■ **Task to carry out**
Count the lines in the listing below that contain the string "this", matching case exactly. Reply with the number only.

◇ ◇ ◇

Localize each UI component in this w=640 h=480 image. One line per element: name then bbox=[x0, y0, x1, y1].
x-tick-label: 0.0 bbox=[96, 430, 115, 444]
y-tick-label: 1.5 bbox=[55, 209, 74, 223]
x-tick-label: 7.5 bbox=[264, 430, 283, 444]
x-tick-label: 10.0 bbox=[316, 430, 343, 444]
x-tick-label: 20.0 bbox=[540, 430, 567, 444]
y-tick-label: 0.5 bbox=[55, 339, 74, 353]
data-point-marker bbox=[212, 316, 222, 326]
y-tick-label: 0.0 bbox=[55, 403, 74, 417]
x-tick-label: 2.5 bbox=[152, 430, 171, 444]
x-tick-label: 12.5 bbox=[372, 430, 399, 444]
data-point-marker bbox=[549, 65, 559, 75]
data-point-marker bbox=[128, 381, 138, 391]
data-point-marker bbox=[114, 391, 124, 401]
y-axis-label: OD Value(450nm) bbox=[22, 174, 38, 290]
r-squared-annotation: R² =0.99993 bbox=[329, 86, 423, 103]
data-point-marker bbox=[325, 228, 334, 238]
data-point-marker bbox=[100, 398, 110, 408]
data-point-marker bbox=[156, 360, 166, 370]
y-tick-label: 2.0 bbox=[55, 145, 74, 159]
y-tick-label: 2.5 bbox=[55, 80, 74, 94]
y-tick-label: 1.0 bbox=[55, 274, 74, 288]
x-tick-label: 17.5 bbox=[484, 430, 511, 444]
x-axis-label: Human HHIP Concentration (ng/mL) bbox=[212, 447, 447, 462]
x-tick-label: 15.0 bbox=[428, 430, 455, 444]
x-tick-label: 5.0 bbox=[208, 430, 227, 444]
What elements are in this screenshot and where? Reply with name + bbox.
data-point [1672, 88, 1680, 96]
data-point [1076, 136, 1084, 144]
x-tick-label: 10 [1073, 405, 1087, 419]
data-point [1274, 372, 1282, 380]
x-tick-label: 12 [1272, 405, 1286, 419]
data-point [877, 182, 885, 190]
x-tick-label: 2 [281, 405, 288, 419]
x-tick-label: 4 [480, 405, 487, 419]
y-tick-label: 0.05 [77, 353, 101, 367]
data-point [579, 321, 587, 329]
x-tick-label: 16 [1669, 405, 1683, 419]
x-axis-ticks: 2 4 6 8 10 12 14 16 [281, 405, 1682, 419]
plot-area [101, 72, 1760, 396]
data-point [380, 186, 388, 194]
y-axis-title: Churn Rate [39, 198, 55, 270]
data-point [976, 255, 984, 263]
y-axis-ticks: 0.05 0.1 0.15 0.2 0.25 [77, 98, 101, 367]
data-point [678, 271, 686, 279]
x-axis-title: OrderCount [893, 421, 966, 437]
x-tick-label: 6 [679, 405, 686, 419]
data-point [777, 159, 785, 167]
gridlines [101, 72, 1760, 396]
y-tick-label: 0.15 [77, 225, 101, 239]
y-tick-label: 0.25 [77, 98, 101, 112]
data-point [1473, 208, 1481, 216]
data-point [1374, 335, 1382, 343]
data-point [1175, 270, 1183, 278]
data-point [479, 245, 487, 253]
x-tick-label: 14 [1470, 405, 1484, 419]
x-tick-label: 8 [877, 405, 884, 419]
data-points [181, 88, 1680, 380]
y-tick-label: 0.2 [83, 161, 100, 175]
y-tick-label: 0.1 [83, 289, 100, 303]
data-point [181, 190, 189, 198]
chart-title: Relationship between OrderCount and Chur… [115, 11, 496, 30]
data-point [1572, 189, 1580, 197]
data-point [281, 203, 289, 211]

◇ ◇ ◇

■ **Reply to the exercise**
2